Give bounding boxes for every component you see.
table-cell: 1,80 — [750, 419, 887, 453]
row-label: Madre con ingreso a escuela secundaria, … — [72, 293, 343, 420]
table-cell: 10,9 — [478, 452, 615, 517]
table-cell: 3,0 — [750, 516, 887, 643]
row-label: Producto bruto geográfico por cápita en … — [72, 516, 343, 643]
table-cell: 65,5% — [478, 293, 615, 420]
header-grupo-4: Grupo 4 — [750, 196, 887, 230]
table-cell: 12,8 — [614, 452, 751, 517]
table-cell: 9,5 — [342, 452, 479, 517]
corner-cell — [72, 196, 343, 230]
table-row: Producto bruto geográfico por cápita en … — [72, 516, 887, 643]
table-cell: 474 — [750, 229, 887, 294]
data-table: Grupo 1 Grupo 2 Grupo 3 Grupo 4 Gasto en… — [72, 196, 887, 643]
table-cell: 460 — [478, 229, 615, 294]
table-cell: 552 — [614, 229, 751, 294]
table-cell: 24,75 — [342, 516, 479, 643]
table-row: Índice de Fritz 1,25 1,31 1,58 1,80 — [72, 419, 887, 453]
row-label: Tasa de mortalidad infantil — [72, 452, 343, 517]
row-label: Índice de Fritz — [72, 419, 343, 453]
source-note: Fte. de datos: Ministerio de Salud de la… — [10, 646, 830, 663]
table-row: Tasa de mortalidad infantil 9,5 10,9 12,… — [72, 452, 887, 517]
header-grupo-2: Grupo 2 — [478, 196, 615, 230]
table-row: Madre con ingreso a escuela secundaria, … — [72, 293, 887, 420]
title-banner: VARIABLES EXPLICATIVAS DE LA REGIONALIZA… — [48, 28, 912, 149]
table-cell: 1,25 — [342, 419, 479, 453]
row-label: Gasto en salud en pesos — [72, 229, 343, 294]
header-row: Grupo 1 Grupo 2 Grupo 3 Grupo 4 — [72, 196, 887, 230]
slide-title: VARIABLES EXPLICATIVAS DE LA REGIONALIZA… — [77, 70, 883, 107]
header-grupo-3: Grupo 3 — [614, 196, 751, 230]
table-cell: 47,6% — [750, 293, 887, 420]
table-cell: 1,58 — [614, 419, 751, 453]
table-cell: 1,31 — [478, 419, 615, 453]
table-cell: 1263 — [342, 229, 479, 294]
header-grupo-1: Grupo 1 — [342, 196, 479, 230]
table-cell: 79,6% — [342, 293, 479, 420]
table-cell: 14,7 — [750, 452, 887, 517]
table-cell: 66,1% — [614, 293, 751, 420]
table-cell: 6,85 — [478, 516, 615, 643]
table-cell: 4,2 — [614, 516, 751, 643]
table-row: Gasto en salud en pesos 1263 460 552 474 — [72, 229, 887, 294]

┄┄┄┄┄┄

Exercise description: Could you reproduce all of the lines above, word for word and in the same order?

Written solution:
Give bounding boxes for every component you see.
table-cell: 1,80 — [750, 419, 887, 453]
row-label: Madre con ingreso a escuela secundaria, … — [72, 293, 343, 420]
table-cell: 10,9 — [478, 452, 615, 517]
table-cell: 3,0 — [750, 516, 887, 643]
row-label: Producto bruto geográfico por cápita en … — [72, 516, 343, 643]
table-cell: 65,5% — [478, 293, 615, 420]
header-grupo-4: Grupo 4 — [750, 196, 887, 230]
table-cell: 12,8 — [614, 452, 751, 517]
table-cell: 9,5 — [342, 452, 479, 517]
corner-cell — [72, 196, 343, 230]
table-row: Producto bruto geográfico por cápita en … — [72, 516, 887, 643]
table-cell: 474 — [750, 229, 887, 294]
data-table: Grupo 1 Grupo 2 Grupo 3 Grupo 4 Gasto en… — [72, 196, 887, 643]
table-cell: 460 — [478, 229, 615, 294]
table-cell: 552 — [614, 229, 751, 294]
table-cell: 24,75 — [342, 516, 479, 643]
table-row: Índice de Fritz 1,25 1,31 1,58 1,80 — [72, 419, 887, 453]
row-label: Tasa de mortalidad infantil — [72, 452, 343, 517]
row-label: Índice de Fritz — [72, 419, 343, 453]
source-note: Fte. de datos: Ministerio de Salud de la… — [10, 646, 830, 663]
table-row: Tasa de mortalidad infantil 9,5 10,9 12,… — [72, 452, 887, 517]
header-grupo-2: Grupo 2 — [478, 196, 615, 230]
table-row: Madre con ingreso a escuela secundaria, … — [72, 293, 887, 420]
title-banner: VARIABLES EXPLICATIVAS DE LA REGIONALIZA… — [48, 28, 912, 149]
table-cell: 1,25 — [342, 419, 479, 453]
row-label: Gasto en salud en pesos — [72, 229, 343, 294]
header-row: Grupo 1 Grupo 2 Grupo 3 Grupo 4 — [72, 196, 887, 230]
slide-title: VARIABLES EXPLICATIVAS DE LA REGIONALIZA… — [77, 70, 883, 107]
header-grupo-3: Grupo 3 — [614, 196, 751, 230]
table-cell: 47,6% — [750, 293, 887, 420]
table-cell: 1,58 — [614, 419, 751, 453]
table-cell: 1,31 — [478, 419, 615, 453]
table-cell: 1263 — [342, 229, 479, 294]
header-grupo-1: Grupo 1 — [342, 196, 479, 230]
table-cell: 79,6% — [342, 293, 479, 420]
table-cell: 14,7 — [750, 452, 887, 517]
table-cell: 66,1% — [614, 293, 751, 420]
table-cell: 6,85 — [478, 516, 615, 643]
table-cell: 4,2 — [614, 516, 751, 643]
table-row: Gasto en salud en pesos 1263 460 552 474 — [72, 229, 887, 294]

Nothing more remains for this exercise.